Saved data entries
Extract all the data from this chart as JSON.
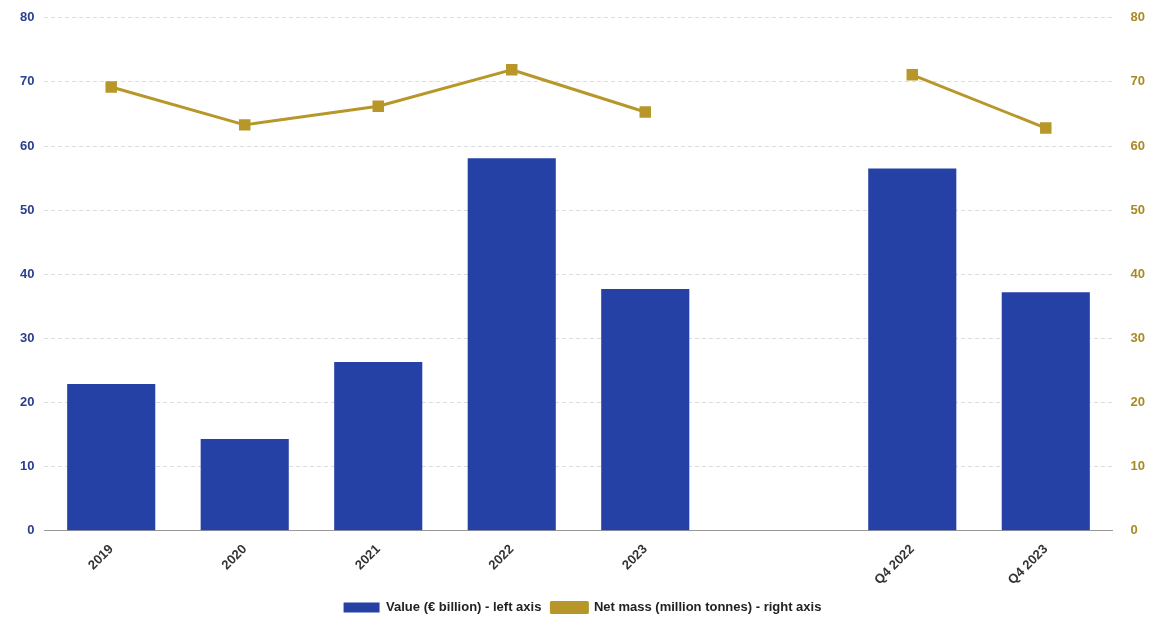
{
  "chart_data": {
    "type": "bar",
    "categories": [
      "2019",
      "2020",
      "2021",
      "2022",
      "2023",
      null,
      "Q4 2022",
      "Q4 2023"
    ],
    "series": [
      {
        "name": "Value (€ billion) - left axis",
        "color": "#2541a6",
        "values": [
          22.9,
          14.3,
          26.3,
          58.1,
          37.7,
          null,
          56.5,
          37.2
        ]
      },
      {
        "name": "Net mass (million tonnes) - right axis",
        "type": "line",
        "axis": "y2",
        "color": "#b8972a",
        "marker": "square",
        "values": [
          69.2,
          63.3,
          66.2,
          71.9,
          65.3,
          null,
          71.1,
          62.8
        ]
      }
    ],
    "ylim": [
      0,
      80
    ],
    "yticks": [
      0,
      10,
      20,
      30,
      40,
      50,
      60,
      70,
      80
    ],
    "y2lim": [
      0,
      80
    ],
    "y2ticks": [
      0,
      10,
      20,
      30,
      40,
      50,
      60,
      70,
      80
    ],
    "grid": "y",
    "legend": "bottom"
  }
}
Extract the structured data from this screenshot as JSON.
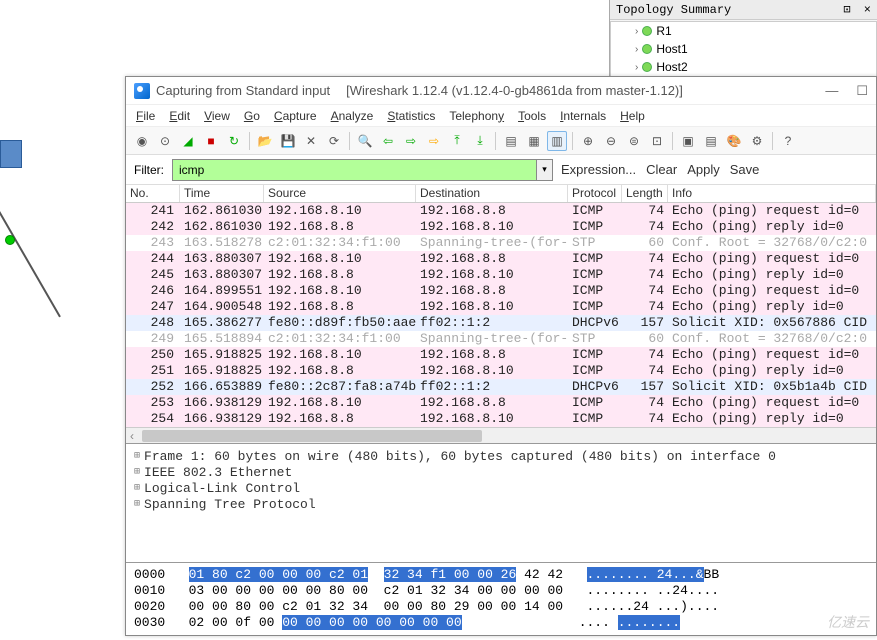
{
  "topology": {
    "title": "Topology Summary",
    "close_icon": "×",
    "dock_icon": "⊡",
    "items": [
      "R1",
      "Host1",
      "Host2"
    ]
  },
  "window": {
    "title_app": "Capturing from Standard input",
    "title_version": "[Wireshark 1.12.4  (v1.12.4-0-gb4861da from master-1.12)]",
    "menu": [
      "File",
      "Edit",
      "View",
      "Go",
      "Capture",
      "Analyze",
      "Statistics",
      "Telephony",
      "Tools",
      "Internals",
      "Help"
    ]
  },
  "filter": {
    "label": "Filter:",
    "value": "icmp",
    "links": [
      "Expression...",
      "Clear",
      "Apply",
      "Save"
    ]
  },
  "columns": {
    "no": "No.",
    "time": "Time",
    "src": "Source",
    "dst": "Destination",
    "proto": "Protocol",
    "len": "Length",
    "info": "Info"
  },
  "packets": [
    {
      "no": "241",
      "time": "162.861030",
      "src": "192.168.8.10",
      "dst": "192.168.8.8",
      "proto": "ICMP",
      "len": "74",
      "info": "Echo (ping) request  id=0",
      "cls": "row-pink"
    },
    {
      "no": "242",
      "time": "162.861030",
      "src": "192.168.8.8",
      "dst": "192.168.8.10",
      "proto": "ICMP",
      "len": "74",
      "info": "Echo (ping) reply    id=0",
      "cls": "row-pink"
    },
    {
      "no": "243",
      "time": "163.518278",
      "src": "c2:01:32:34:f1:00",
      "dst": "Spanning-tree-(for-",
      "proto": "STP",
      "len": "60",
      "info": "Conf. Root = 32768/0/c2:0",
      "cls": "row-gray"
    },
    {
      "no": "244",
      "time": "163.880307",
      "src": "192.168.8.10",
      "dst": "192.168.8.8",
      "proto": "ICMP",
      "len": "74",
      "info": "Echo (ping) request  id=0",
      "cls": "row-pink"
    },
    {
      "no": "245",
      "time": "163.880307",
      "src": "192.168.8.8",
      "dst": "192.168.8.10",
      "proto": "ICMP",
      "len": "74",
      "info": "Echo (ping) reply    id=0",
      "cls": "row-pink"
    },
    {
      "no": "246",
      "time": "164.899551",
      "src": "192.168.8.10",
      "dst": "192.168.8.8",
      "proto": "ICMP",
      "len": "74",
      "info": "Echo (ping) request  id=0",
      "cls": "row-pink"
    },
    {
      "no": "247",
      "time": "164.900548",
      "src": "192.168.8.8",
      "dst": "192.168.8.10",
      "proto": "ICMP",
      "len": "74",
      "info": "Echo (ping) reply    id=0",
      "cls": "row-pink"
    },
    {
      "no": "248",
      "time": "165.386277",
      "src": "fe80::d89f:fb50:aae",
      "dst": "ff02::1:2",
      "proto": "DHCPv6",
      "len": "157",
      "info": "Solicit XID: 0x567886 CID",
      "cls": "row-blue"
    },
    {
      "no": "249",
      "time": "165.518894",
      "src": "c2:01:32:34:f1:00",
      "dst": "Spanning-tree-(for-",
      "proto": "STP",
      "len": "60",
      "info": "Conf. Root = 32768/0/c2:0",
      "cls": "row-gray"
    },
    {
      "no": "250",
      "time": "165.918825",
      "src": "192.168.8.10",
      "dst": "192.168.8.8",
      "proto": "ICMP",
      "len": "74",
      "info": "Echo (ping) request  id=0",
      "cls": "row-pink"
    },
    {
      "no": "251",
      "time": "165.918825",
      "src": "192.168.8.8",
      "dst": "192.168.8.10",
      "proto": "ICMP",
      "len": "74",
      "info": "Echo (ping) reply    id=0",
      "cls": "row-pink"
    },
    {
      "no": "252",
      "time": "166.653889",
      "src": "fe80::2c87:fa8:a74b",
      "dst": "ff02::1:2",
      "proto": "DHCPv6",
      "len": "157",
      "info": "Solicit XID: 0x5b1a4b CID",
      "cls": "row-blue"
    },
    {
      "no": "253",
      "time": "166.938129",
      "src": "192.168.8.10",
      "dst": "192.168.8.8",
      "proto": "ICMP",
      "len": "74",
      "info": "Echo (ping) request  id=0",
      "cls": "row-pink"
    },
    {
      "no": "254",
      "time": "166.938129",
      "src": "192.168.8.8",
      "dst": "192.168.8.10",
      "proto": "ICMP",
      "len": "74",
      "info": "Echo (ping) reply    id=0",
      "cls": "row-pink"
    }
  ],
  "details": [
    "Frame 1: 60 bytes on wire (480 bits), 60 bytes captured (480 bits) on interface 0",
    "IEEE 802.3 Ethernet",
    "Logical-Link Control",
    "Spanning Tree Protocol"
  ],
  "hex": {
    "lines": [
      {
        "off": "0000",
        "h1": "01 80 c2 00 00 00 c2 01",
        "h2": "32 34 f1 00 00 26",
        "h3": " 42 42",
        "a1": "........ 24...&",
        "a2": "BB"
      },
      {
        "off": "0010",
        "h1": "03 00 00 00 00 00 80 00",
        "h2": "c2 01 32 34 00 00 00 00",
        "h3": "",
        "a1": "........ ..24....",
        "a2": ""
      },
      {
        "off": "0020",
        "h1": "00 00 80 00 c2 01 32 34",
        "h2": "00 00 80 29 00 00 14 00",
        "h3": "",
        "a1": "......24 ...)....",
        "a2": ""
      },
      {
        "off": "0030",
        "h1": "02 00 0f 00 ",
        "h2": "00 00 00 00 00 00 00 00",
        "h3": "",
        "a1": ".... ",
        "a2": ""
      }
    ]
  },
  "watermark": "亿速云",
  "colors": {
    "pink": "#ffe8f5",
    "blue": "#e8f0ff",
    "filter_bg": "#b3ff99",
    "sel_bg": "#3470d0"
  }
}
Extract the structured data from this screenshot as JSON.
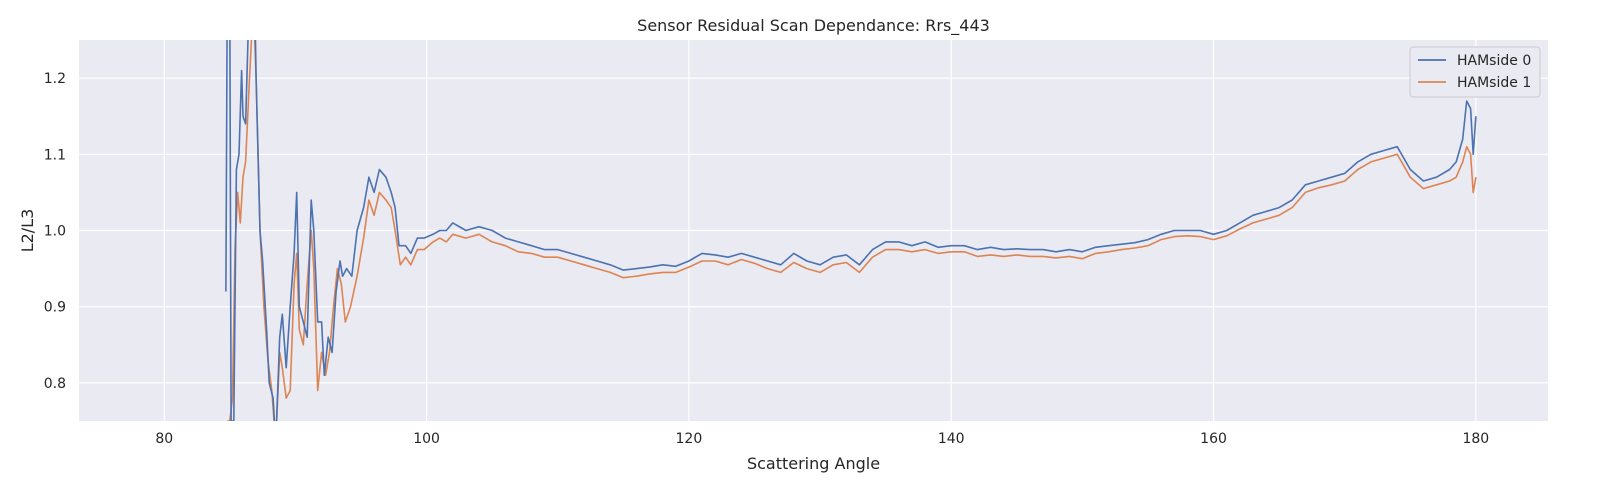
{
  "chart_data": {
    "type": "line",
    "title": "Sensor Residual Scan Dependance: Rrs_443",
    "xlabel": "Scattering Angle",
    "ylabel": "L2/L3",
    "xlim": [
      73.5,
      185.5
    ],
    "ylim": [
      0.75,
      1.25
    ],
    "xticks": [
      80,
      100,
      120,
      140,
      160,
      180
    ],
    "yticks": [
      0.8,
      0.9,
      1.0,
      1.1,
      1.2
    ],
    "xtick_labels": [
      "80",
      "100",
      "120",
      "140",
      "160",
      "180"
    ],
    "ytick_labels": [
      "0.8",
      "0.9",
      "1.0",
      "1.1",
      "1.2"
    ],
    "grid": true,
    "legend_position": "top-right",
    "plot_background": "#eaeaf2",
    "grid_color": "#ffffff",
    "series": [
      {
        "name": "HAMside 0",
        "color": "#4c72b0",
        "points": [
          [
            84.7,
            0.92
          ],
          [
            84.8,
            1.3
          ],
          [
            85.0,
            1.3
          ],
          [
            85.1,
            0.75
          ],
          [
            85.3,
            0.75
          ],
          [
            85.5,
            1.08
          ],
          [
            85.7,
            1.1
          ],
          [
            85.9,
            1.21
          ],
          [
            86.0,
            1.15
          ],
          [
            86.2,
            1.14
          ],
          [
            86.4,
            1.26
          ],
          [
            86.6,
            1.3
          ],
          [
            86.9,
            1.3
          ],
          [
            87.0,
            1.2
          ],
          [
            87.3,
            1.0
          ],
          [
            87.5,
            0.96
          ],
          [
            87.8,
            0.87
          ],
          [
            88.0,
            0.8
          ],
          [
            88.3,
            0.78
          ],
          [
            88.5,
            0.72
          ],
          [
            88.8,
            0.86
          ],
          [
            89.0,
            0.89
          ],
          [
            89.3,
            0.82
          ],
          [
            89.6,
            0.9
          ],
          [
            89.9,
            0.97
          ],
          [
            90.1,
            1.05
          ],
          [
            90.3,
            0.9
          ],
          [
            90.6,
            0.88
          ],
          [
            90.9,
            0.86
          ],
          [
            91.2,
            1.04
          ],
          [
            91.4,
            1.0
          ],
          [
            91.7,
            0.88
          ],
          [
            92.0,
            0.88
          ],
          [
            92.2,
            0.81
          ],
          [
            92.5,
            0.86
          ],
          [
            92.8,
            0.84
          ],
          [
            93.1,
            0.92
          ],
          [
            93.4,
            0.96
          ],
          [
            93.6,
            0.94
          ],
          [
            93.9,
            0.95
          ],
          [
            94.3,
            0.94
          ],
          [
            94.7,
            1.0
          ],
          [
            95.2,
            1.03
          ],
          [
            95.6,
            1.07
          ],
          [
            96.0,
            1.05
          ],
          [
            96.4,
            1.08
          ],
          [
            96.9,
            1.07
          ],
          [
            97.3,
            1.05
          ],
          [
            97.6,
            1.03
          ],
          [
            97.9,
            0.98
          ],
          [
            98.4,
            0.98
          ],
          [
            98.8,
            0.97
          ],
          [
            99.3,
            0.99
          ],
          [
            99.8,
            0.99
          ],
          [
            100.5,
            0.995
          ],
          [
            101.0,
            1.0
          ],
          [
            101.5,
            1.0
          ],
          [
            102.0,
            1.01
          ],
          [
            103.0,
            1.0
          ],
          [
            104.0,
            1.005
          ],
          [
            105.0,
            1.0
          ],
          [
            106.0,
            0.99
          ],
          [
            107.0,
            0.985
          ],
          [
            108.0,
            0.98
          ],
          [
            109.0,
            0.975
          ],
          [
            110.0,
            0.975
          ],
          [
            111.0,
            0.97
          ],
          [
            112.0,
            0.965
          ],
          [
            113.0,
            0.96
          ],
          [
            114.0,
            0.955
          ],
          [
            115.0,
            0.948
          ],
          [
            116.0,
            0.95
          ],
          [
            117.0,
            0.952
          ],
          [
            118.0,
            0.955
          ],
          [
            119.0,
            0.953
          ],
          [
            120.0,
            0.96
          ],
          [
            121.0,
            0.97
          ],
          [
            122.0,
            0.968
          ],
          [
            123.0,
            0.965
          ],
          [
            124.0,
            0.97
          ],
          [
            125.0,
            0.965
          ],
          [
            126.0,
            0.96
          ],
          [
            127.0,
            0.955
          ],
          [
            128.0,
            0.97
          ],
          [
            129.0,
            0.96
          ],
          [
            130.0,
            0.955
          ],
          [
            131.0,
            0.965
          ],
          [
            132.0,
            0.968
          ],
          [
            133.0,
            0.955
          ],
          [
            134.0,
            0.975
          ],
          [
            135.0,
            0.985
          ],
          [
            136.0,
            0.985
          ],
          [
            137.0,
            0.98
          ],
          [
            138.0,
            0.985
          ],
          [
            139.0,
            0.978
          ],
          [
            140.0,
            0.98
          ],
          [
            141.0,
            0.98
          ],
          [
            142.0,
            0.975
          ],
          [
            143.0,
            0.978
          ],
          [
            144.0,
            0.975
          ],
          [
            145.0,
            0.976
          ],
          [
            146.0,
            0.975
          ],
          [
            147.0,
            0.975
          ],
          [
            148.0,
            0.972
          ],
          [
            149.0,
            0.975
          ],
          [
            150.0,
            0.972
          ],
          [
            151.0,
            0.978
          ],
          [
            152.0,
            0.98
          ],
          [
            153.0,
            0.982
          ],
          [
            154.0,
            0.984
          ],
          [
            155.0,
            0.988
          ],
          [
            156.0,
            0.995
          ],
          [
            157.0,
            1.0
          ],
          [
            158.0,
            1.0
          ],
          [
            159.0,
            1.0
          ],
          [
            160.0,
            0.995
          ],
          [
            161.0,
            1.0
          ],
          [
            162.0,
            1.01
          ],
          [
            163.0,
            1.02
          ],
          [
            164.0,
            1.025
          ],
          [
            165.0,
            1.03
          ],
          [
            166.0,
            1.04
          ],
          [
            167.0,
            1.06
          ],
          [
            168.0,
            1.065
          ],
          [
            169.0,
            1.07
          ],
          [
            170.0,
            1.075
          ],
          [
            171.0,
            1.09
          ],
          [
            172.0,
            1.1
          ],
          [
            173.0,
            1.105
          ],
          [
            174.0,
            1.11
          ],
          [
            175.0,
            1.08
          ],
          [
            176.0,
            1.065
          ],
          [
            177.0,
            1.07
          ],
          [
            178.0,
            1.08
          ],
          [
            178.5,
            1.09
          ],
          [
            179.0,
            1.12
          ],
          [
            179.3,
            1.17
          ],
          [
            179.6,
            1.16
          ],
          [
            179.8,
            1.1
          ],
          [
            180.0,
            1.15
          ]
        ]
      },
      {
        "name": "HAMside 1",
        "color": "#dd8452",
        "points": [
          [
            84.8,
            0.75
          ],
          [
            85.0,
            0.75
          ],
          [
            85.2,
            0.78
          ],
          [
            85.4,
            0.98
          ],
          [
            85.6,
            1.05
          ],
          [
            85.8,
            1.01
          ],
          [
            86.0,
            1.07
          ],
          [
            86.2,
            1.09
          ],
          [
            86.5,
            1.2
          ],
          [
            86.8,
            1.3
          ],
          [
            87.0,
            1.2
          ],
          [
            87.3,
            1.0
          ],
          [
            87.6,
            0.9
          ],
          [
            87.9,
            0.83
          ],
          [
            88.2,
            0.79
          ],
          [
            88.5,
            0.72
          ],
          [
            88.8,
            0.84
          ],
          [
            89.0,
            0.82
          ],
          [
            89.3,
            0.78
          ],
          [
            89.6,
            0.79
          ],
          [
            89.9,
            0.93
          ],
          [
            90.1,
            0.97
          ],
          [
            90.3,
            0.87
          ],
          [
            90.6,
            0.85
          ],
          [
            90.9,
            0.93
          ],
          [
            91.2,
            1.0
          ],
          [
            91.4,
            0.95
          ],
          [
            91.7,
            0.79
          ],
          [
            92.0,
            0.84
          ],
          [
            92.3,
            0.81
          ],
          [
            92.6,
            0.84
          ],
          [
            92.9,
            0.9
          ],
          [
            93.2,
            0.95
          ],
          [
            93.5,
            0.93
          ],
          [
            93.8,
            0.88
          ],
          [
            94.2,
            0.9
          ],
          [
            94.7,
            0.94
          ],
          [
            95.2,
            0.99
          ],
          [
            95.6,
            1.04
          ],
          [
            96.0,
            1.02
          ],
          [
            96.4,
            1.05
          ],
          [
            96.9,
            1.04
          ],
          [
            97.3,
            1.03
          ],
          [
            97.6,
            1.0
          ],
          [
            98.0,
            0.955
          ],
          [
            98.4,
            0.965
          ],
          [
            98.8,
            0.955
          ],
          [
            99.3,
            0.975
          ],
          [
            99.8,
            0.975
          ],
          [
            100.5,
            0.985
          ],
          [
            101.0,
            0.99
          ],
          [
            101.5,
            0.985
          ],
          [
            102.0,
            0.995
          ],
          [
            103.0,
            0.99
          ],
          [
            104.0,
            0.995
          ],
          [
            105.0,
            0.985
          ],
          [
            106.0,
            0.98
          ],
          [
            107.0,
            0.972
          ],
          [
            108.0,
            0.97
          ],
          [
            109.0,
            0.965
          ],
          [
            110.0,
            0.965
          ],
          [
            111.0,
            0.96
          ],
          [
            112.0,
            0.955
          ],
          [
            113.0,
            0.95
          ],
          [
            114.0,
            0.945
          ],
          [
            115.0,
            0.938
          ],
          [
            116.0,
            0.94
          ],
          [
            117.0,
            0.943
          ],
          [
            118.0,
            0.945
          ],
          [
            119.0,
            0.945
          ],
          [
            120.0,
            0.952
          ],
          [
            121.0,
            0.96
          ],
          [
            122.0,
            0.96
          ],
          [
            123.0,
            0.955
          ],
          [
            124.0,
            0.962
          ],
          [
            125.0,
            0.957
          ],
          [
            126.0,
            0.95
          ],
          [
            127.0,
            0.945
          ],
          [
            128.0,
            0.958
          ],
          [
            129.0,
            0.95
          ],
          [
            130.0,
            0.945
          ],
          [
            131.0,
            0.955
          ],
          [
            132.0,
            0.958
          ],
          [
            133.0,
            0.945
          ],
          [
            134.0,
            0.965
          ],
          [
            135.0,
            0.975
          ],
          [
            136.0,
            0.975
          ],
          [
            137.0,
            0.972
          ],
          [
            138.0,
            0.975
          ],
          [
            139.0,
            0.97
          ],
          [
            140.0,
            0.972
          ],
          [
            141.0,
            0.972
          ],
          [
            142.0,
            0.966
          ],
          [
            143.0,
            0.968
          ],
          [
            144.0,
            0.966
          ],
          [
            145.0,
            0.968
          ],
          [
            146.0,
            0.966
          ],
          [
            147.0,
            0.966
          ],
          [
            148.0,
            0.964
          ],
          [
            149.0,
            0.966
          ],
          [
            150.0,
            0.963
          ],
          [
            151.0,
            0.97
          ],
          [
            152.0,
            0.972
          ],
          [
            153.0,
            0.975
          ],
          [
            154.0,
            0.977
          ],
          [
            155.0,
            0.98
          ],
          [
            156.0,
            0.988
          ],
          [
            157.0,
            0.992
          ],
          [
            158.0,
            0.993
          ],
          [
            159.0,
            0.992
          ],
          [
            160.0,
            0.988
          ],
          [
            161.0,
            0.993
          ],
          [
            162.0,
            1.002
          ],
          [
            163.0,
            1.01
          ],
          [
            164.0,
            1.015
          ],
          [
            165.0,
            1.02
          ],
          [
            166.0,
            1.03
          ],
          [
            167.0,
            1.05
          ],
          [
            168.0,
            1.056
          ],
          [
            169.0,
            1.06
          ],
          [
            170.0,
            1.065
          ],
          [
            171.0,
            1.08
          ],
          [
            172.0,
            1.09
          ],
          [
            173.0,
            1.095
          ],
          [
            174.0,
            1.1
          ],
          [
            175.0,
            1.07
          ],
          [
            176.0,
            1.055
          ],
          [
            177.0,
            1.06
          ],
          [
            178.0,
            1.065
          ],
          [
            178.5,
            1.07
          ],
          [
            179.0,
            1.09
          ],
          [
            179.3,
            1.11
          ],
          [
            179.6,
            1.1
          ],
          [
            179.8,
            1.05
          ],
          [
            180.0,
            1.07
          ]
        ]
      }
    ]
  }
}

_SHORT EXERCISE_
State the count of lines that contain the string "from". Nothing else is needed.

_SOLUTION BELOW_
5